(Collected data entries)
============================================================
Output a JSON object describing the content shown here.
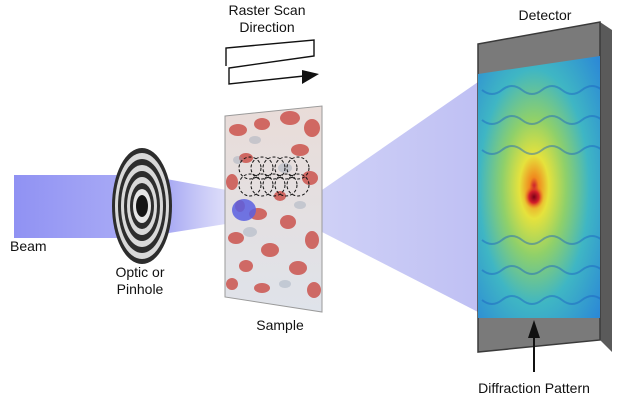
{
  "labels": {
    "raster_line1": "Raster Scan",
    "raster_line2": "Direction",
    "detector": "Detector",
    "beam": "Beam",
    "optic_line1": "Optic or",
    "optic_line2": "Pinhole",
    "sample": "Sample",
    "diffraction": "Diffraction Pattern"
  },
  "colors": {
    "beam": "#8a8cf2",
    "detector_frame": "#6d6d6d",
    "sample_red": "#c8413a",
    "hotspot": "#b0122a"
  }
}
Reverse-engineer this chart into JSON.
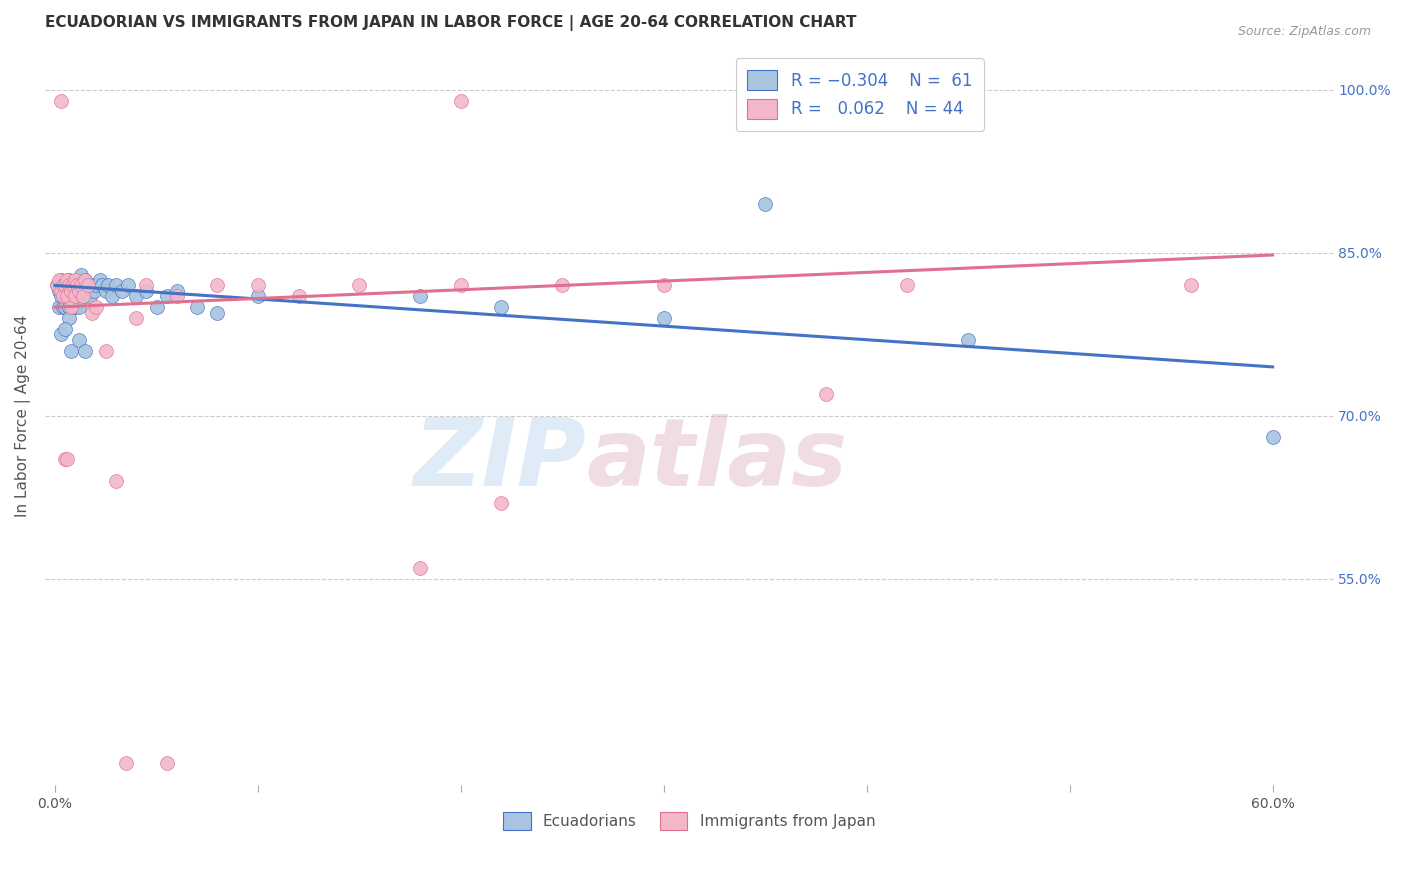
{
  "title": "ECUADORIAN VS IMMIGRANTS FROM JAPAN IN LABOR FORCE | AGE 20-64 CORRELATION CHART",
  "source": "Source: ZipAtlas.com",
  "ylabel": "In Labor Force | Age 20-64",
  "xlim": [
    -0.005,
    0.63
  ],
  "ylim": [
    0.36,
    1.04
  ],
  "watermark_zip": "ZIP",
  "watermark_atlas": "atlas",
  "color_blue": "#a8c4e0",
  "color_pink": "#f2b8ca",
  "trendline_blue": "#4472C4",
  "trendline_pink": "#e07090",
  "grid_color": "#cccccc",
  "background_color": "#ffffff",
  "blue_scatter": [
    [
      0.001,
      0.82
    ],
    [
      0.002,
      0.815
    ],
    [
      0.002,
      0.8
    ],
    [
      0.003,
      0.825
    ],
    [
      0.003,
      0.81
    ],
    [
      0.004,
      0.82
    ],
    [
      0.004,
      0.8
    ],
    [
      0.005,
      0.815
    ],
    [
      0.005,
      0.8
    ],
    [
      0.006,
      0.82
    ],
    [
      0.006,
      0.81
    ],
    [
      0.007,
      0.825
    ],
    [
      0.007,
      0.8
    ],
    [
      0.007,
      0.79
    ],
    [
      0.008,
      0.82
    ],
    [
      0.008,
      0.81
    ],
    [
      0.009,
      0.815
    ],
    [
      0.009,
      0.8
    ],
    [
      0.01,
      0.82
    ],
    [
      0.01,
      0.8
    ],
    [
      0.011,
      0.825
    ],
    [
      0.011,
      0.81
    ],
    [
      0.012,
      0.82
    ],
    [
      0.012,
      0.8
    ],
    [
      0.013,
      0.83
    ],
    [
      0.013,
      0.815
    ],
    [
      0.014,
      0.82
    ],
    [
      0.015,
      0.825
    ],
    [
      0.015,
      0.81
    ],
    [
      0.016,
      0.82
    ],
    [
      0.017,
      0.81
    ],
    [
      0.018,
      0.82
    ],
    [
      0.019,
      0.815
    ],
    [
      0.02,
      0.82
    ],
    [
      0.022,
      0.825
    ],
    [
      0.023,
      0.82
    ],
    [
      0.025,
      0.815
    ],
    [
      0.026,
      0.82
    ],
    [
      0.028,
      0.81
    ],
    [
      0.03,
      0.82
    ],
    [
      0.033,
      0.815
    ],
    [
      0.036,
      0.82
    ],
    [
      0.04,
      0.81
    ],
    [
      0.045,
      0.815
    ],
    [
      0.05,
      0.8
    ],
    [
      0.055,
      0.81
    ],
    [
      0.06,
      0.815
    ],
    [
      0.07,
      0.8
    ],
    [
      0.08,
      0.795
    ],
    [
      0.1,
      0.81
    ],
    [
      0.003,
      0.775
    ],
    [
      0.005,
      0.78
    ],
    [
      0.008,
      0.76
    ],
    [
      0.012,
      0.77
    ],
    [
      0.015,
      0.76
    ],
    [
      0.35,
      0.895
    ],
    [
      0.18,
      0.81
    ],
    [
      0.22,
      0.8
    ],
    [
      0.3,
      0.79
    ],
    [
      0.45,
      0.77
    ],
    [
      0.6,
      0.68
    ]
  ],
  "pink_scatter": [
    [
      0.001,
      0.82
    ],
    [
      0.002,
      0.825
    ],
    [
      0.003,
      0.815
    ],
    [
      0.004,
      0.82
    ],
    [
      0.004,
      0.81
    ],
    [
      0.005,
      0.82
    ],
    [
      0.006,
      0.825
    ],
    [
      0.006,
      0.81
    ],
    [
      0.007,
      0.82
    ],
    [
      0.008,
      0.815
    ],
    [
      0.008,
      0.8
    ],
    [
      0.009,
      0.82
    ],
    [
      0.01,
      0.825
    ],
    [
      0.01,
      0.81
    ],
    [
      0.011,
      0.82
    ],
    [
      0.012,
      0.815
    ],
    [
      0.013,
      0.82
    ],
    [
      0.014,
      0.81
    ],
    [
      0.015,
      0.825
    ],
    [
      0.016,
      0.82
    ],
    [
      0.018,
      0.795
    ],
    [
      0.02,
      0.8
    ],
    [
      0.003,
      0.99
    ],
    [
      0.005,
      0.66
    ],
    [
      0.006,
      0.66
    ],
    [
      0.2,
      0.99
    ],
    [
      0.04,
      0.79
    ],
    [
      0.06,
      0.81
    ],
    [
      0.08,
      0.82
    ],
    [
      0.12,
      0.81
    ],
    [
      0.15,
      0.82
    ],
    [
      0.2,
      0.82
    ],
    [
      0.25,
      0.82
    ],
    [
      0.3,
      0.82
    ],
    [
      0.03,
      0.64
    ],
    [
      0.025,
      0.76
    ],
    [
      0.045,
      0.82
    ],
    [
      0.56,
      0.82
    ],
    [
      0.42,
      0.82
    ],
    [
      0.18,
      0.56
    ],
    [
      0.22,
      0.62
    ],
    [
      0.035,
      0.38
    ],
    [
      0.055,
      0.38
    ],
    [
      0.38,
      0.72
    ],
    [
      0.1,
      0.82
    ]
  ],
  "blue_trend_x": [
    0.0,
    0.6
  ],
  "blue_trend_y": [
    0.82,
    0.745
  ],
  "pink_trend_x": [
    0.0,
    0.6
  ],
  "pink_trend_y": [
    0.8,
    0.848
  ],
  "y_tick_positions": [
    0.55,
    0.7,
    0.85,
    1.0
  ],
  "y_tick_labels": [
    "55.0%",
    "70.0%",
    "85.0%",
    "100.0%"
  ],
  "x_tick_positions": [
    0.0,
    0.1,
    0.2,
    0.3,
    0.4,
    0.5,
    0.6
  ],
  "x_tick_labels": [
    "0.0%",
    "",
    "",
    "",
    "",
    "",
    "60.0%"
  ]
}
============================================================
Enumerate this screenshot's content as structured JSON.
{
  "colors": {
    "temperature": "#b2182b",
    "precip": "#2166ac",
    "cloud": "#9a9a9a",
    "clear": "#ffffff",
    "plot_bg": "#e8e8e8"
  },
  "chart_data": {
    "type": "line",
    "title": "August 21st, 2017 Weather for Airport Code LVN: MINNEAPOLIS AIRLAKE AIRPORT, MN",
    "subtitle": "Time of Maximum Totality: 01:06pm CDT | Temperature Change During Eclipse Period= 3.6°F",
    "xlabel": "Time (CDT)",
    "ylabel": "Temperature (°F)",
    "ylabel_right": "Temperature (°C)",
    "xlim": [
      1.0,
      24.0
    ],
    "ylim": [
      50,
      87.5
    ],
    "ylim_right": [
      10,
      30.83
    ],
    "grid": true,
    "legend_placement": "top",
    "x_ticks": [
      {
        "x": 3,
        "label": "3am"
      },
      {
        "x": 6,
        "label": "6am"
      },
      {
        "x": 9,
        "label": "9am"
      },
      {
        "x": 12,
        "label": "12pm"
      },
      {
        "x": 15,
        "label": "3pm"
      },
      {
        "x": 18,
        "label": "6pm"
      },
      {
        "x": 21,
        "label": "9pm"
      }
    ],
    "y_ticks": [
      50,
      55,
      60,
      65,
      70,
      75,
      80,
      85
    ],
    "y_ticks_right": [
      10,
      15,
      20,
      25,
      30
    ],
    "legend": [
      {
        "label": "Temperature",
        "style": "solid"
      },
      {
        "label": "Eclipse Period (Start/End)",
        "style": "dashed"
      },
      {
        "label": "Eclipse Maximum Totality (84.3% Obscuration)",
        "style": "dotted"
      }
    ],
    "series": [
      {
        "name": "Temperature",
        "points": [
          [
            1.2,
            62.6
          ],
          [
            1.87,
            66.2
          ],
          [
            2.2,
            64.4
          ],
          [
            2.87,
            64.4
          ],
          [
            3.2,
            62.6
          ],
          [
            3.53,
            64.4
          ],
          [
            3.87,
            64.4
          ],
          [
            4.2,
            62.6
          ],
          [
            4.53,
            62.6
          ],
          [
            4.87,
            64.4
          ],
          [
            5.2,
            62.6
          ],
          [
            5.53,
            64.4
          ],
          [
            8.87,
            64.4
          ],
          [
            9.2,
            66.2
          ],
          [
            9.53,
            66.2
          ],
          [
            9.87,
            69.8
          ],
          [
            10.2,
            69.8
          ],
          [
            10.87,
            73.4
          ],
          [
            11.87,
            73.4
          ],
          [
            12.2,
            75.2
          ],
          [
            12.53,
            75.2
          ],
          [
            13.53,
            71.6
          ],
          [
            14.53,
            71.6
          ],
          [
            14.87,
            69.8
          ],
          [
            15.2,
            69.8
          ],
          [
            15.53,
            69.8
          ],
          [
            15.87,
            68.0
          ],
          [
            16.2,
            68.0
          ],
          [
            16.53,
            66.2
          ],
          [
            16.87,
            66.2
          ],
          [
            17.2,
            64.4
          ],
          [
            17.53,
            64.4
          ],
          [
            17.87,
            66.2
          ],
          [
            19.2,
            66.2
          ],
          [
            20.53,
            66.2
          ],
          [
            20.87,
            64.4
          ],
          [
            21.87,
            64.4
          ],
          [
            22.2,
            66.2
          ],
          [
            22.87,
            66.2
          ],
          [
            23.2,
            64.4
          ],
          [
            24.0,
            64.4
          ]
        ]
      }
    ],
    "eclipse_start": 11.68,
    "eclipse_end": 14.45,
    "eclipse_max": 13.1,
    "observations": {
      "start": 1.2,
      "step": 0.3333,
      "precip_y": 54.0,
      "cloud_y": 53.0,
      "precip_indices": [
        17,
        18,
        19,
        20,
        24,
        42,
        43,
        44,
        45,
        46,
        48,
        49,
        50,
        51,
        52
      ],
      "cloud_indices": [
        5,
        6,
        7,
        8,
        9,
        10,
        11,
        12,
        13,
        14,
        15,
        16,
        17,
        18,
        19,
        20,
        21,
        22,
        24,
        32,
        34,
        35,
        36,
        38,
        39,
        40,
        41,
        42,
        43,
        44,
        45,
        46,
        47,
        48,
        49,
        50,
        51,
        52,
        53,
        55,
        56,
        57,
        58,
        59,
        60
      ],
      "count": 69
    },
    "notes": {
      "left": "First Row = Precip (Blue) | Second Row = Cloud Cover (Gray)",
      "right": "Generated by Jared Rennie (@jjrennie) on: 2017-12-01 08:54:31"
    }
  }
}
============================================================
Short task: Look for the word "Period" in every line of the listing and copy the lines that have it.

Response below:
    "subtitle": "Time of Maximum Totality: 01:06pm CDT | Temperature Change During Eclipse Period= 3.6°F",
        "label": "Eclipse Period (Start/End)",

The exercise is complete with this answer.